- [Material for this exercise]:
+ + +

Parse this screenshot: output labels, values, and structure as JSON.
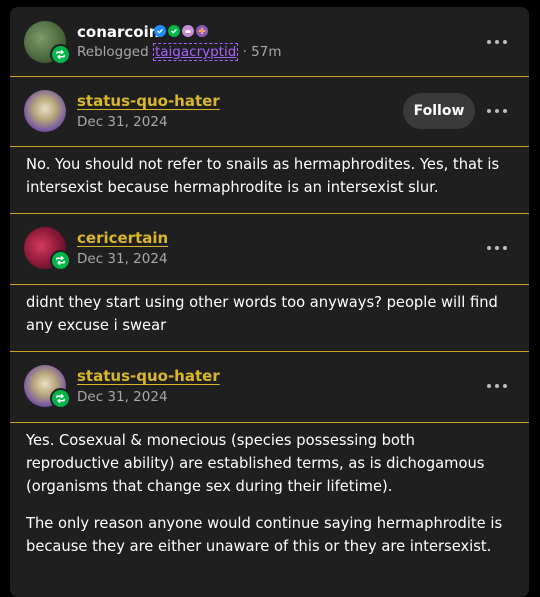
{
  "reblogger": {
    "name": "conarcoin",
    "reblogged_prefix": "Reblogged",
    "reblogged_from": "taigacryptid",
    "time": "· 57m"
  },
  "posts": [
    {
      "author": "status-quo-hater",
      "date": "Dec 31, 2024",
      "follow_label": "Follow",
      "paragraphs": [
        "No. You should not refer to snails as hermaphrodites. Yes, that is intersexist because hermaphrodite is an intersexist slur."
      ]
    },
    {
      "author": "cericertain",
      "date": "Dec 31, 2024",
      "paragraphs": [
        "didnt they start using other words too anyways? people will find any excuse i swear"
      ]
    },
    {
      "author": "status-quo-hater",
      "date": "Dec 31, 2024",
      "paragraphs": [
        "Yes. Cosexual & monecious (species possessing both reproductive ability) are established terms, as is dichogamous (organisms that change sex during their lifetime).",
        "The only reason anyone would continue saying hermaphrodite is because they are either unaware of this or they are intersexist."
      ]
    }
  ],
  "colors": {
    "accent_link": "#d9b62a",
    "reblog_green": "#00b64b",
    "reblogged_from_purple": "#a663ff",
    "card_bg": "#1f1f1f"
  }
}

+ + +

- [Task to complete]: Copy all lines from the material that hold "because".

- [Expected answer]:
        "No. You should not refer to snails as hermaphrodites. Yes, that is intersexist because hermaphrodite is an intersexist slur."
        "The only reason anyone would continue saying hermaphrodite is because they are either unaware of this or they are intersexist."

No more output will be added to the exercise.